AIM OF THE TASK: From the entries below, copy every line holding the word "重构理财市场生态".

INPUT MATERIAL:
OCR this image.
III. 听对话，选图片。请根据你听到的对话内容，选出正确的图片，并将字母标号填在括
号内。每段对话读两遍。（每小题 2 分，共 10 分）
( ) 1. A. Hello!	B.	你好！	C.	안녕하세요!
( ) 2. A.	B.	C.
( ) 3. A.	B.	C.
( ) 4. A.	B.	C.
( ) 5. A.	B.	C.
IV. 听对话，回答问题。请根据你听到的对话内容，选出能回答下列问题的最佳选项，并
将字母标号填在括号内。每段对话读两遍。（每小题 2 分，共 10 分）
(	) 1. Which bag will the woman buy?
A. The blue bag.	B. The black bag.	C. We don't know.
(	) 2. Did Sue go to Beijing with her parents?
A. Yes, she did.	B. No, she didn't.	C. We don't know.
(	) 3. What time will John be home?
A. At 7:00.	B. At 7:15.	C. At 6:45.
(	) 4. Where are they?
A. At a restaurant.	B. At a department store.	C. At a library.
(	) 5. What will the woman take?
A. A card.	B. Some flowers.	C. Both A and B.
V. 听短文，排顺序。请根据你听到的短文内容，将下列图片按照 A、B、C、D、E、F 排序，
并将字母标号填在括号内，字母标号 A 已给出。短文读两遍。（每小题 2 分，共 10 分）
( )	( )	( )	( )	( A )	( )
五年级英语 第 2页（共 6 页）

---

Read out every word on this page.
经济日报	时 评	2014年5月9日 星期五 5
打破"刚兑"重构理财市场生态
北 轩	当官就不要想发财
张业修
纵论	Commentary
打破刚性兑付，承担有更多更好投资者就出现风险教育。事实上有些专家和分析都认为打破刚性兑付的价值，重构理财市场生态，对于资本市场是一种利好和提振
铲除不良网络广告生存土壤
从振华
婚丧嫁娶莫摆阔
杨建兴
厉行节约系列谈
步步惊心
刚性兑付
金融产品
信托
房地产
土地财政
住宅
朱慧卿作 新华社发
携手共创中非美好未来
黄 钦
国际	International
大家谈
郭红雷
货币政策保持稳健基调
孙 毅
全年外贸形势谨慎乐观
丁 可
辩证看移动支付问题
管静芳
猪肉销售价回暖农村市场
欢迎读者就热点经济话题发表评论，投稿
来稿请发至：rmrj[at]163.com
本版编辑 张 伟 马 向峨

FULL OUTPUT:
打破"刚兑"重构理财市场生态
打破刚性兑付，承担有更多更好投资者就出现风险教育。事实上有些专家和分析都认为打破刚性兑付的价值，重构理财市场生态，对于资本市场是一种利好和提振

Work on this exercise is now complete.